* SET PROBLEM
Select lines where the word "JSON" appears.

* PROVIDED DATA
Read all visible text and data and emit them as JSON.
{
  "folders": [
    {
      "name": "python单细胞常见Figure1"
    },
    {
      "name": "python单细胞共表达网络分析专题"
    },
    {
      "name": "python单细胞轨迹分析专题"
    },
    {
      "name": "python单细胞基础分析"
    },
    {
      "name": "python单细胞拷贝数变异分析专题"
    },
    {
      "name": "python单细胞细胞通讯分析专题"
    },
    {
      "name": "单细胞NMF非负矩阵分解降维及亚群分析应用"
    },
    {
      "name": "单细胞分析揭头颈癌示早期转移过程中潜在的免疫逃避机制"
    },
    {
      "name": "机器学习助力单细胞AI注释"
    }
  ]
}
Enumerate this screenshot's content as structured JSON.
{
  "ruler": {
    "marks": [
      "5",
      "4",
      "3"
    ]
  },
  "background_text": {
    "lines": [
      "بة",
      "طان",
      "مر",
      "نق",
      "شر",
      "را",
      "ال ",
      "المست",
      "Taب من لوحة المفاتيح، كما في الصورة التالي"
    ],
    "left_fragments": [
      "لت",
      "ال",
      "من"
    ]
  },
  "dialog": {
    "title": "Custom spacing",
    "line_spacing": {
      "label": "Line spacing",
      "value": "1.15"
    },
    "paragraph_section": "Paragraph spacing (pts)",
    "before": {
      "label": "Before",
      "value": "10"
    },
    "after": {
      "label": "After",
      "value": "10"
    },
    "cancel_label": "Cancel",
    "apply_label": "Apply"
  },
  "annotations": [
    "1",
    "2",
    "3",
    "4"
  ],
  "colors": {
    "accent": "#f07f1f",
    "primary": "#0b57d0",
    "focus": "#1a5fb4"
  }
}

* EXERCISE RESULT
Read all visible text and data and emit them as JSON.
Enumerate this screenshot's content as structured JSON.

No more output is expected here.